**Set task**
Copy out all lines with the word "color" in them.

**Extracted information**
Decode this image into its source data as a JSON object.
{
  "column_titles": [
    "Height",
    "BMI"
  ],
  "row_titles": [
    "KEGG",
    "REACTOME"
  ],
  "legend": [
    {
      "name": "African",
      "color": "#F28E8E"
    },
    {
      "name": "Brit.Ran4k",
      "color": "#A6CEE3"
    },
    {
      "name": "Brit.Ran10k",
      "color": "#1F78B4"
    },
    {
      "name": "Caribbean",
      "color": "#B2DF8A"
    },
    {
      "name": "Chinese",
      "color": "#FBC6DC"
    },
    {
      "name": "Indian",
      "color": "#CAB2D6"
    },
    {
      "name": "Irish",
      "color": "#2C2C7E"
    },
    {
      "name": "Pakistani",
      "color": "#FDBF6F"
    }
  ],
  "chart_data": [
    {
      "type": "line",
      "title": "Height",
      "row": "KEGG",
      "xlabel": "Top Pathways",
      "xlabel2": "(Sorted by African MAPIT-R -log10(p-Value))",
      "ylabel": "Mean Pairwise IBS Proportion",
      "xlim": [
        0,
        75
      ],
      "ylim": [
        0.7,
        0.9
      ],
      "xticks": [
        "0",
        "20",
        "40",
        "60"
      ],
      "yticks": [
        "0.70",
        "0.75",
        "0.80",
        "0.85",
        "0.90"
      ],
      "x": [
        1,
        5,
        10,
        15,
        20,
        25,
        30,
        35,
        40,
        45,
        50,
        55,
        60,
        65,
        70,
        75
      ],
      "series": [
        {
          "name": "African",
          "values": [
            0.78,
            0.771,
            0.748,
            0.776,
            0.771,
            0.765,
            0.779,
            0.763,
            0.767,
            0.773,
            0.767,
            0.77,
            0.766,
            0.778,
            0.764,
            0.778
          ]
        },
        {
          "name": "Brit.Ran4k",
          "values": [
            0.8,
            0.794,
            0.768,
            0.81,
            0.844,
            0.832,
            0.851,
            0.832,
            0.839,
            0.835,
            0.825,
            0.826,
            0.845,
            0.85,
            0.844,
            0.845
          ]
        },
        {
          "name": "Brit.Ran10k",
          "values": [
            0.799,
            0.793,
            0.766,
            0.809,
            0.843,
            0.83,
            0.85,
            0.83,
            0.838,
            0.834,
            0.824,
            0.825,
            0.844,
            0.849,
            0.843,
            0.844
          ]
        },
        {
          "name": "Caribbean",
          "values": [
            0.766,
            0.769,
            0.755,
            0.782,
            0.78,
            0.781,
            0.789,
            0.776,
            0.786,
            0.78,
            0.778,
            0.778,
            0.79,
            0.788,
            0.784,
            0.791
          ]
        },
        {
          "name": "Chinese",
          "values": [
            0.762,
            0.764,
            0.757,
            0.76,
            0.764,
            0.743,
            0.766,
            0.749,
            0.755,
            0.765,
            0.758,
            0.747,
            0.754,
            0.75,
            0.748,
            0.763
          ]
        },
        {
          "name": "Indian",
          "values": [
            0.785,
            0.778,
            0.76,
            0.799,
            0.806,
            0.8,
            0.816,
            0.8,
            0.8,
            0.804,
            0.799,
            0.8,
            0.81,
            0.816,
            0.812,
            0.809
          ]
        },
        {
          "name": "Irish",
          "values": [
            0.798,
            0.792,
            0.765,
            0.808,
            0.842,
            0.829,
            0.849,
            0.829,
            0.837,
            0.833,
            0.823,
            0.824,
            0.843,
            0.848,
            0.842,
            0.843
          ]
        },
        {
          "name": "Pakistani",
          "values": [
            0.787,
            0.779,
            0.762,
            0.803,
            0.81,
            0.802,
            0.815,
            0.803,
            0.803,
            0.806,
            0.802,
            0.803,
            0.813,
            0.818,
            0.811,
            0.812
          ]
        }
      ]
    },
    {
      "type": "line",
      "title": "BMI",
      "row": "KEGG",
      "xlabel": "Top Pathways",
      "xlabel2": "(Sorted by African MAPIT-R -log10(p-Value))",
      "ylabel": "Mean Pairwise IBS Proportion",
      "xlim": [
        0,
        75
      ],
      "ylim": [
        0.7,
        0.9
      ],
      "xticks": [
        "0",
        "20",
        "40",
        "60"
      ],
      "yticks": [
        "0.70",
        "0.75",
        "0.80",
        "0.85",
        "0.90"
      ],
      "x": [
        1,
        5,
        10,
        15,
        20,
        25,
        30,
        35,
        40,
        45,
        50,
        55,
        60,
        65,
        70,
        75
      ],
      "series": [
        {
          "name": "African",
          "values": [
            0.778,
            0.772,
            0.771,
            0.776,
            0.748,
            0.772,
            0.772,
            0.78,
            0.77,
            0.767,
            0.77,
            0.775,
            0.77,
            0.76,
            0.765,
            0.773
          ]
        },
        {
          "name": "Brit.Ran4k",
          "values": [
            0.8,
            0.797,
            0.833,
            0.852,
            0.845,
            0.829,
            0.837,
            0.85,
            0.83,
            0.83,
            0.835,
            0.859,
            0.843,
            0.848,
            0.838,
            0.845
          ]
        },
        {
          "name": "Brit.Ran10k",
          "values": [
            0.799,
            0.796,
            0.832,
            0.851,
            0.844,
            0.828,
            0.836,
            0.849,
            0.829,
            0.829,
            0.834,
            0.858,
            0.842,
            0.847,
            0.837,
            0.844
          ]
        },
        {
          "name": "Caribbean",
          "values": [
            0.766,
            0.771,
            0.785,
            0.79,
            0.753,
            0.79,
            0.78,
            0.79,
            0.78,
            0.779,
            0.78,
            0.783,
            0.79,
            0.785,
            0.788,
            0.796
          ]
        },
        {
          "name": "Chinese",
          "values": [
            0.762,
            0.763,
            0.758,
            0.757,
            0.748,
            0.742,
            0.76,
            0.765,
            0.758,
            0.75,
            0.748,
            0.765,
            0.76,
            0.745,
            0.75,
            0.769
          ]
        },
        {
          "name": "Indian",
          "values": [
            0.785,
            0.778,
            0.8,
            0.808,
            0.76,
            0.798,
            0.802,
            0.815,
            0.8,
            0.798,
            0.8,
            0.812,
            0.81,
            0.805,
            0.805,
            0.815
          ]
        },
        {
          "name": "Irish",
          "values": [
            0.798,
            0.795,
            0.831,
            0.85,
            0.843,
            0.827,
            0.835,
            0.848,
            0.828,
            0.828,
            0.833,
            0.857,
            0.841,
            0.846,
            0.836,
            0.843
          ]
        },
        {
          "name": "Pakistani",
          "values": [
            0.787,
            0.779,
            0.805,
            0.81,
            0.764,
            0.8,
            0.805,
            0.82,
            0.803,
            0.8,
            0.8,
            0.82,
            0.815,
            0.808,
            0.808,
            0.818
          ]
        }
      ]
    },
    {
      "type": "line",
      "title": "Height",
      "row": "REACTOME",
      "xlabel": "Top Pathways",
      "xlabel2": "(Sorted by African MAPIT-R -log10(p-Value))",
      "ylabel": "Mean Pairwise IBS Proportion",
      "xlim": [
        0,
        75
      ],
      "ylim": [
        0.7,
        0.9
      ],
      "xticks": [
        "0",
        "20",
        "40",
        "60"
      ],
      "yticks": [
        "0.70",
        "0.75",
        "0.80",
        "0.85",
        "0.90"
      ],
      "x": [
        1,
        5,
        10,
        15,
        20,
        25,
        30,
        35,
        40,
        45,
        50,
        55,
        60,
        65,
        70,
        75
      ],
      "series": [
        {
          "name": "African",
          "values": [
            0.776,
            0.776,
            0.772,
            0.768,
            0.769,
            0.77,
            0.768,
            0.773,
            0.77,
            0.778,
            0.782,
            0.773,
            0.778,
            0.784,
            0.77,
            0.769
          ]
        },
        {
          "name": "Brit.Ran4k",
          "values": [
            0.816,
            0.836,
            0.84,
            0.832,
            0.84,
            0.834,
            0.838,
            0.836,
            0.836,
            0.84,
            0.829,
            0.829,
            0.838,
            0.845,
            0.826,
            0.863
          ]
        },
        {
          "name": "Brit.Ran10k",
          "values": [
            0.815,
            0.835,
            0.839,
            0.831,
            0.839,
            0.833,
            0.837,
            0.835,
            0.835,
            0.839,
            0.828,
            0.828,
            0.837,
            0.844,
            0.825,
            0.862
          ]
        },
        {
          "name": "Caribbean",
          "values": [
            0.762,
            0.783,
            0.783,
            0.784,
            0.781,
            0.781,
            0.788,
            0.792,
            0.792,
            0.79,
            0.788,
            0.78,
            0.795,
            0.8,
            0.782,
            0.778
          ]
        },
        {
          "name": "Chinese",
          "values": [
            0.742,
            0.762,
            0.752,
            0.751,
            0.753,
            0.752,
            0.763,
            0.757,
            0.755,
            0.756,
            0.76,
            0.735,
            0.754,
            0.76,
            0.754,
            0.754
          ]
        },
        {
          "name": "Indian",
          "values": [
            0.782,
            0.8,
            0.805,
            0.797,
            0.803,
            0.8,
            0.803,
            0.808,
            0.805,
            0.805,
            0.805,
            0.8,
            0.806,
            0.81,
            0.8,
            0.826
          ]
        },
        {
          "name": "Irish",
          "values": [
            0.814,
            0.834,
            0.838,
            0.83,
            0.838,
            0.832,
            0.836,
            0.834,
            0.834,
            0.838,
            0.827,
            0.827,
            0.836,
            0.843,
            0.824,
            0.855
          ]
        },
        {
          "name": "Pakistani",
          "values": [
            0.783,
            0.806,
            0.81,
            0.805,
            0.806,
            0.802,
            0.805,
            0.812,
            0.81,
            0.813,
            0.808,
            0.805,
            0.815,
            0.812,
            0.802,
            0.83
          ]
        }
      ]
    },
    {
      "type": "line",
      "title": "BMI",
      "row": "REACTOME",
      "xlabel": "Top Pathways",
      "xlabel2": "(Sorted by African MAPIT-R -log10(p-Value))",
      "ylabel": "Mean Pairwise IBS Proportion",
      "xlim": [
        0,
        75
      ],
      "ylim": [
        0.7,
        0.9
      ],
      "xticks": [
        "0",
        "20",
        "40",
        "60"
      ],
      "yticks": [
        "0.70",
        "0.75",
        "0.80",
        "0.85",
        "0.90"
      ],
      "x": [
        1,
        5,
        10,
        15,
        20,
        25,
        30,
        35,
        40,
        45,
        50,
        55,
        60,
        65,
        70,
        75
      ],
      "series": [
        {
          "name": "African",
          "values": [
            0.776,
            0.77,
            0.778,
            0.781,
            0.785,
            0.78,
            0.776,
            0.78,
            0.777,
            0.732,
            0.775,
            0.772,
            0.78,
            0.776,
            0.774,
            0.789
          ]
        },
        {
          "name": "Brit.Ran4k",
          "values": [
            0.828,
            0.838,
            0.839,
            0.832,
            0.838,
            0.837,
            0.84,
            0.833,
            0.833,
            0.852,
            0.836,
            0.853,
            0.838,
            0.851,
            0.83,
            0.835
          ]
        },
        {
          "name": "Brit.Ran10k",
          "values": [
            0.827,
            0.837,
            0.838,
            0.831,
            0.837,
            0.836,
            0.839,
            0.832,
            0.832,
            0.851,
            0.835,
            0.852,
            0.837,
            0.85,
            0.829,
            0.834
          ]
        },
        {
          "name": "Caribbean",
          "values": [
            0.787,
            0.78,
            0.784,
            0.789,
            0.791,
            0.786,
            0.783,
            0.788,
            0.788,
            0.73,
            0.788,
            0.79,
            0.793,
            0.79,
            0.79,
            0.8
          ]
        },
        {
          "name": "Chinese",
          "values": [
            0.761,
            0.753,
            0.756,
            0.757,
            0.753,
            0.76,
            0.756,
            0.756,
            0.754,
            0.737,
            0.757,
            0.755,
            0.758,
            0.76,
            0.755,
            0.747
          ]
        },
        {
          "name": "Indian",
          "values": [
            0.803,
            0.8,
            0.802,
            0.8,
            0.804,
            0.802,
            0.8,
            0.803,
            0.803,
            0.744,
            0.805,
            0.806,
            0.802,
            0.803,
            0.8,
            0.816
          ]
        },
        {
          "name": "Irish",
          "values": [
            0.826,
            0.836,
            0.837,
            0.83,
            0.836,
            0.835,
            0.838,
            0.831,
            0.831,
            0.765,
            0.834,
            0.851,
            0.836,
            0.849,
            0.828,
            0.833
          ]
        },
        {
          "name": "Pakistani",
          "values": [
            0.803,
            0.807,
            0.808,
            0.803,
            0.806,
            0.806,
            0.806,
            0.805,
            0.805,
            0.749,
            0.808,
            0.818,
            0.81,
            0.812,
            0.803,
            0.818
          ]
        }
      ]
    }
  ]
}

**Output of the task**
      "color": "#F28E8E"
      "color": "#A6CEE3"
      "color": "#1F78B4"
      "color": "#B2DF8A"
      "color": "#FBC6DC"
      "color": "#CAB2D6"
      "color": "#2C2C7E"
      "color": "#FDBF6F"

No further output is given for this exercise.